## BEGIN Data for the task

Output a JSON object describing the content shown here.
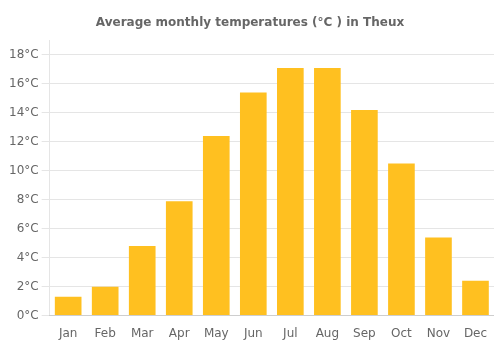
{
  "chart_data": {
    "type": "bar",
    "title": "Average monthly temperatures (°C ) in Theux",
    "categories": [
      "Jan",
      "Feb",
      "Mar",
      "Apr",
      "May",
      "Jun",
      "Jul",
      "Aug",
      "Sep",
      "Oct",
      "Nov",
      "Dec"
    ],
    "values": [
      1.3,
      2.0,
      4.8,
      7.9,
      12.4,
      15.4,
      17.1,
      17.1,
      14.2,
      10.5,
      5.4,
      2.4
    ],
    "color": "#FFC020",
    "ylim": [
      0,
      19
    ],
    "yticks": [
      {
        "value": 0,
        "label": "0°C"
      },
      {
        "value": 2,
        "label": "2°C"
      },
      {
        "value": 4,
        "label": "4°C"
      },
      {
        "value": 6,
        "label": "6°C"
      },
      {
        "value": 8,
        "label": "8°C"
      },
      {
        "value": 10,
        "label": "10°C"
      },
      {
        "value": 12,
        "label": "12°C"
      },
      {
        "value": 14,
        "label": "14°C"
      },
      {
        "value": 16,
        "label": "16°C"
      },
      {
        "value": 18,
        "label": "18°C"
      }
    ],
    "grid": true
  }
}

## END Data for the task

### Task to carry out:
Every line of the data above should be quoted exactly. Omit the pictures.

### Output of the exercise:
Output a JSON object describing the content shown here.
{
  "chart_data": {
    "type": "bar",
    "title": "Average monthly temperatures (°C ) in Theux",
    "categories": [
      "Jan",
      "Feb",
      "Mar",
      "Apr",
      "May",
      "Jun",
      "Jul",
      "Aug",
      "Sep",
      "Oct",
      "Nov",
      "Dec"
    ],
    "values": [
      1.3,
      2.0,
      4.8,
      7.9,
      12.4,
      15.4,
      17.1,
      17.1,
      14.2,
      10.5,
      5.4,
      2.4
    ],
    "color": "#FFC020",
    "ylim": [
      0,
      19
    ],
    "yticks": [
      {
        "value": 0,
        "label": "0°C"
      },
      {
        "value": 2,
        "label": "2°C"
      },
      {
        "value": 4,
        "label": "4°C"
      },
      {
        "value": 6,
        "label": "6°C"
      },
      {
        "value": 8,
        "label": "8°C"
      },
      {
        "value": 10,
        "label": "10°C"
      },
      {
        "value": 12,
        "label": "12°C"
      },
      {
        "value": 14,
        "label": "14°C"
      },
      {
        "value": 16,
        "label": "16°C"
      },
      {
        "value": 18,
        "label": "18°C"
      }
    ],
    "grid": true
  }
}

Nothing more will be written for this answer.